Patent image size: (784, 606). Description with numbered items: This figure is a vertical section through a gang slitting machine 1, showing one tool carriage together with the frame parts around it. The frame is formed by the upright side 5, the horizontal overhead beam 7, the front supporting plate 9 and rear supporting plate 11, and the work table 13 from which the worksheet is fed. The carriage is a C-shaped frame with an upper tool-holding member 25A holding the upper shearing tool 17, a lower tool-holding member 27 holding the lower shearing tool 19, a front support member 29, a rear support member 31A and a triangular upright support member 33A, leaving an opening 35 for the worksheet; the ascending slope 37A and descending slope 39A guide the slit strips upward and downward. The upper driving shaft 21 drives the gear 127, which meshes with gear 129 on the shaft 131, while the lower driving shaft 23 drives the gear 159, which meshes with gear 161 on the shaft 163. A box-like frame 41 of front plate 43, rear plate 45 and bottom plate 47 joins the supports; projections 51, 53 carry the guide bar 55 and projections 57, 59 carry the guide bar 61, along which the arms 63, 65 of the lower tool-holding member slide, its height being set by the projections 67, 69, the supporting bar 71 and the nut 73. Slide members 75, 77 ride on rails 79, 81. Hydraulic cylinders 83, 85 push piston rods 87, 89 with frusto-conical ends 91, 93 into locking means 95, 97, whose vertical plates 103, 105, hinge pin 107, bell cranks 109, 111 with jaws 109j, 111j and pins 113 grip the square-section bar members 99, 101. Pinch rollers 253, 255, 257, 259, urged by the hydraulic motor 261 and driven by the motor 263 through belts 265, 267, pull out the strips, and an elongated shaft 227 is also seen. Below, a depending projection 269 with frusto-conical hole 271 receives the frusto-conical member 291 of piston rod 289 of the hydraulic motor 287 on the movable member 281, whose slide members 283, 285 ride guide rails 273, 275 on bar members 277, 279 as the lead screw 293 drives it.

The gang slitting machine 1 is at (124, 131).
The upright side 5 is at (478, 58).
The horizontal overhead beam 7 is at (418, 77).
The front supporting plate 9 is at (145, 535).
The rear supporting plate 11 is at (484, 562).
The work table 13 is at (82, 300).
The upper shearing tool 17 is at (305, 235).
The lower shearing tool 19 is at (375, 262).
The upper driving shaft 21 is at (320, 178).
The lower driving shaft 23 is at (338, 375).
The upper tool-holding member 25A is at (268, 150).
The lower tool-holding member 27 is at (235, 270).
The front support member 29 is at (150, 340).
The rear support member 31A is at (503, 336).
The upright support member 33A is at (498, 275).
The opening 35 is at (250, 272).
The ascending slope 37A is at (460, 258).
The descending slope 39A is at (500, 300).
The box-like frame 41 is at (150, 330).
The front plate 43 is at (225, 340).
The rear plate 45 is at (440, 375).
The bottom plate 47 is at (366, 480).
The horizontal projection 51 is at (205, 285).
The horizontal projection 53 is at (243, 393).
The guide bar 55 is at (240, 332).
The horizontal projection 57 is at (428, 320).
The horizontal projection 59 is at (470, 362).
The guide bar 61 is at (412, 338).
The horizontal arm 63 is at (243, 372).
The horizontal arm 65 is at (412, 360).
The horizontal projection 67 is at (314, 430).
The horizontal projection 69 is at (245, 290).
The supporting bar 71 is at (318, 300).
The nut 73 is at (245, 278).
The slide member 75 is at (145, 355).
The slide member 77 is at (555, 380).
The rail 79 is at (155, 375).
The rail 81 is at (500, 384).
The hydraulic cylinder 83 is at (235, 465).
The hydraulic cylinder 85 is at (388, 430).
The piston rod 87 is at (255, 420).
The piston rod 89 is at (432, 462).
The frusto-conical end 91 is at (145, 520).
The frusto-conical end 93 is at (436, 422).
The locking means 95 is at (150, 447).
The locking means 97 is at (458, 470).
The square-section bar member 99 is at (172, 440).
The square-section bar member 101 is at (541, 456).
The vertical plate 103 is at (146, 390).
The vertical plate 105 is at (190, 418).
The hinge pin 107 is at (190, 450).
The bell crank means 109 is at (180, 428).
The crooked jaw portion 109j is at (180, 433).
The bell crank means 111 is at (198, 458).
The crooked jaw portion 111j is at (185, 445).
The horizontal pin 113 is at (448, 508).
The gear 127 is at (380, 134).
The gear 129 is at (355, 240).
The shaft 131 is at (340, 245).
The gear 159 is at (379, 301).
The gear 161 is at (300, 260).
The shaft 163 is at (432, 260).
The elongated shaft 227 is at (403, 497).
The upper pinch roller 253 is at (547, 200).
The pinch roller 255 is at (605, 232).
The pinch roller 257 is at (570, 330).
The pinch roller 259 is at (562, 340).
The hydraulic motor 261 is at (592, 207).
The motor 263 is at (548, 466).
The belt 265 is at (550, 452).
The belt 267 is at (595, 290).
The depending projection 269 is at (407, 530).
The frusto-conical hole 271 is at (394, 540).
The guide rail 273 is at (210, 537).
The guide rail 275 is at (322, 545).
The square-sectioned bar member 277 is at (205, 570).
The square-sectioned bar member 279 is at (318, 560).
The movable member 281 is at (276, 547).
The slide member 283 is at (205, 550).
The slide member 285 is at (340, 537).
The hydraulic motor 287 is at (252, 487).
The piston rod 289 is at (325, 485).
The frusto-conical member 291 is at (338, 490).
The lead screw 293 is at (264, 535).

→ Your task
Rewrite the listing above, changing "tool carriage" to "cutter carriage" and leaving everything else as it is.

→ Answer to this exercise
Patent image size: (784, 606). Description with numbered items: This figure is a vertical section through a gang slitting machine 1, showing one cutter carriage together with the frame parts around it. The frame is formed by the upright side 5, the horizontal overhead beam 7, the front supporting plate 9 and rear supporting plate 11, and the work table 13 from which the worksheet is fed. The carriage is a C-shaped frame with an upper tool-holding member 25A holding the upper shearing tool 17, a lower tool-holding member 27 holding the lower shearing tool 19, a front support member 29, a rear support member 31A and a triangular upright support member 33A, leaving an opening 35 for the worksheet; the ascending slope 37A and descending slope 39A guide the slit strips upward and downward. The upper driving shaft 21 drives the gear 127, which meshes with gear 129 on the shaft 131, while the lower driving shaft 23 drives the gear 159, which meshes with gear 161 on the shaft 163. A box-like frame 41 of front plate 43, rear plate 45 and bottom plate 47 joins the supports; projections 51, 53 carry the guide bar 55 and projections 57, 59 carry the guide bar 61, along which the arms 63, 65 of the lower tool-holding member slide, its height being set by the projections 67, 69, the supporting bar 71 and the nut 73. Slide members 75, 77 ride on rails 79, 81. Hydraulic cylinders 83, 85 push piston rods 87, 89 with frusto-conical ends 91, 93 into locking means 95, 97, whose vertical plates 103, 105, hinge pin 107, bell cranks 109, 111 with jaws 109j, 111j and pins 113 grip the square-section bar members 99, 101. Pinch rollers 253, 255, 257, 259, urged by the hydraulic motor 261 and driven by the motor 263 through belts 265, 267, pull out the strips, and an elongated shaft 227 is also seen. Below, a depending projection 269 with frusto-conical hole 271 receives the frusto-conical member 291 of piston rod 289 of the hydraulic motor 287 on the movable member 281, whose slide members 283, 285 ride guide rails 273, 275 on bar members 277, 279 as the lead screw 293 drives it.

The gang slitting machine 1 is at (124, 131).
The upright side 5 is at (478, 58).
The horizontal overhead beam 7 is at (418, 77).
The front supporting plate 9 is at (145, 535).
The rear supporting plate 11 is at (484, 562).
The work table 13 is at (82, 300).
The upper shearing tool 17 is at (305, 235).
The lower shearing tool 19 is at (375, 262).
The upper driving shaft 21 is at (320, 178).
The lower driving shaft 23 is at (338, 375).
The upper tool-holding member 25A is at (268, 150).
The lower tool-holding member 27 is at (235, 270).
The front support member 29 is at (150, 340).
The rear support member 31A is at (503, 336).
The upright support member 33A is at (498, 275).
The opening 35 is at (250, 272).
The ascending slope 37A is at (460, 258).
The descending slope 39A is at (500, 300).
The box-like frame 41 is at (150, 330).
The front plate 43 is at (225, 340).
The rear plate 45 is at (440, 375).
The bottom plate 47 is at (366, 480).
The horizontal projection 51 is at (205, 285).
The horizontal projection 53 is at (243, 393).
The guide bar 55 is at (240, 332).
The horizontal projection 57 is at (428, 320).
The horizontal projection 59 is at (470, 362).
The guide bar 61 is at (412, 338).
The horizontal arm 63 is at (243, 372).
The horizontal arm 65 is at (412, 360).
The horizontal projection 67 is at (314, 430).
The horizontal projection 69 is at (245, 290).
The supporting bar 71 is at (318, 300).
The nut 73 is at (245, 278).
The slide member 75 is at (145, 355).
The slide member 77 is at (555, 380).
The rail 79 is at (155, 375).
The rail 81 is at (500, 384).
The hydraulic cylinder 83 is at (235, 465).
The hydraulic cylinder 85 is at (388, 430).
The piston rod 87 is at (255, 420).
The piston rod 89 is at (432, 462).
The frusto-conical end 91 is at (145, 520).
The frusto-conical end 93 is at (436, 422).
The locking means 95 is at (150, 447).
The locking means 97 is at (458, 470).
The square-section bar member 99 is at (172, 440).
The square-section bar member 101 is at (541, 456).
The vertical plate 103 is at (146, 390).
The vertical plate 105 is at (190, 418).
The hinge pin 107 is at (190, 450).
The bell crank means 109 is at (180, 428).
The crooked jaw portion 109j is at (180, 433).
The bell crank means 111 is at (198, 458).
The crooked jaw portion 111j is at (185, 445).
The horizontal pin 113 is at (448, 508).
The gear 127 is at (380, 134).
The gear 129 is at (355, 240).
The shaft 131 is at (340, 245).
The gear 159 is at (379, 301).
The gear 161 is at (300, 260).
The shaft 163 is at (432, 260).
The elongated shaft 227 is at (403, 497).
The upper pinch roller 253 is at (547, 200).
The pinch roller 255 is at (605, 232).
The pinch roller 257 is at (570, 330).
The pinch roller 259 is at (562, 340).
The hydraulic motor 261 is at (592, 207).
The motor 263 is at (548, 466).
The belt 265 is at (550, 452).
The belt 267 is at (595, 290).
The depending projection 269 is at (407, 530).
The frusto-conical hole 271 is at (394, 540).
The guide rail 273 is at (210, 537).
The guide rail 275 is at (322, 545).
The square-sectioned bar member 277 is at (205, 570).
The square-sectioned bar member 279 is at (318, 560).
The movable member 281 is at (276, 547).
The slide member 283 is at (205, 550).
The slide member 285 is at (340, 537).
The hydraulic motor 287 is at (252, 487).
The piston rod 289 is at (325, 485).
The frusto-conical member 291 is at (338, 490).
The lead screw 293 is at (264, 535).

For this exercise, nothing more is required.